__Goal of the exercise__: From the line with "Output the text content of this document." to the final line of the records, reproduce every line exactly and only those lines.

Dataset entries

## Begin

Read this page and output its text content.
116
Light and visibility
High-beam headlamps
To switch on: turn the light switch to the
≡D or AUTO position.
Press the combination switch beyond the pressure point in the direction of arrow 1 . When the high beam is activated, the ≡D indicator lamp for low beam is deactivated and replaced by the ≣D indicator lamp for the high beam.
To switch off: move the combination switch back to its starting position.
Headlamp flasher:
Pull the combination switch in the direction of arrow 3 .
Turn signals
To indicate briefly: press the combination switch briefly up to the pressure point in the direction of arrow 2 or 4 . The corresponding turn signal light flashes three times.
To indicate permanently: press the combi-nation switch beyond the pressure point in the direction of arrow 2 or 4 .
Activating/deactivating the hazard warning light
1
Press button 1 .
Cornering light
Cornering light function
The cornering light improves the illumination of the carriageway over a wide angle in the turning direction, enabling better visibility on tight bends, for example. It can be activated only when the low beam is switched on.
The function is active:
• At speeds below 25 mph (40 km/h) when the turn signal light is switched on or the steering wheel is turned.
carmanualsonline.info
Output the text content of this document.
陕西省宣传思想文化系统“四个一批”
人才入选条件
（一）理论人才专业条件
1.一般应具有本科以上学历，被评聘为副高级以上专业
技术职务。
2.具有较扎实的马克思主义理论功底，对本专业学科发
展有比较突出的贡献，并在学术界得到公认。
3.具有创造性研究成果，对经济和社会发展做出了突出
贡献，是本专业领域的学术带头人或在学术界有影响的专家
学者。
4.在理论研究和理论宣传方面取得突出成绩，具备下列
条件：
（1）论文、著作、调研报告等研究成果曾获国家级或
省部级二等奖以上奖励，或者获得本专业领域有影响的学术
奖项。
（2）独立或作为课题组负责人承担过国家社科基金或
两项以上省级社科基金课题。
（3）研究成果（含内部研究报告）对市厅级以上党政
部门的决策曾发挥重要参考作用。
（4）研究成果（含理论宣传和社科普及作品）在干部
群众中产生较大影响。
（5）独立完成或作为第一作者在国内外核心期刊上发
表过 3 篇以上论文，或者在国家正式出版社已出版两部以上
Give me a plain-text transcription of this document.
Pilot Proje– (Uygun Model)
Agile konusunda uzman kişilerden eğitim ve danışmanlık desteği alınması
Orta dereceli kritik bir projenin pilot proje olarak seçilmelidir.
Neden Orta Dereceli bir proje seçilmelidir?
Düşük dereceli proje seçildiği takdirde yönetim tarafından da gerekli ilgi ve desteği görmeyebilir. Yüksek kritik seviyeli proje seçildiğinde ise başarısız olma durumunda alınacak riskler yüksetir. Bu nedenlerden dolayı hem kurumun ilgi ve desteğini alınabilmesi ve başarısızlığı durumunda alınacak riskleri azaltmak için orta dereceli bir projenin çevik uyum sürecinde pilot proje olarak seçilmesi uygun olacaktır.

## End

__Complete response__:
Output the text content of this document.
陕西省宣传思想文化系统“四个一批”
人才入选条件
（一）理论人才专业条件
1.一般应具有本科以上学历，被评聘为副高级以上专业
技术职务。
2.具有较扎实的马克思主义理论功底，对本专业学科发
展有比较突出的贡献，并在学术界得到公认。
3.具有创造性研究成果，对经济和社会发展做出了突出
贡献，是本专业领域的学术带头人或在学术界有影响的专家
学者。
4.在理论研究和理论宣传方面取得突出成绩，具备下列
条件：
（1）论文、著作、调研报告等研究成果曾获国家级或
省部级二等奖以上奖励，或者获得本专业领域有影响的学术
奖项。
（2）独立或作为课题组负责人承担过国家社科基金或
两项以上省级社科基金课题。
（3）研究成果（含内部研究报告）对市厅级以上党政
部门的决策曾发挥重要参考作用。
（4）研究成果（含理论宣传和社科普及作品）在干部
群众中产生较大影响。
（5）独立完成或作为第一作者在国内外核心期刊上发
表过 3 篇以上论文，或者在国家正式出版社已出版两部以上
Give me a plain-text transcription of this document.
Pilot Proje– (Uygun Model)
Agile konusunda uzman kişilerden eğitim ve danışmanlık desteği alınması
Orta dereceli kritik bir projenin pilot proje olarak seçilmelidir.
Neden Orta Dereceli bir proje seçilmelidir?
Düşük dereceli proje seçildiği takdirde yönetim tarafından da gerekli ilgi ve desteği görmeyebilir. Yüksek kritik seviyeli proje seçildiğinde ise başarısız olma durumunda alınacak riskler yüksetir. Bu nedenlerden dolayı hem kurumun ilgi ve desteğini alınabilmesi ve başarısızlığı durumunda alınacak riskleri azaltmak için orta dereceli bir projenin çevik uyum sürecinde pilot proje olarak seçilmesi uygun olacaktır.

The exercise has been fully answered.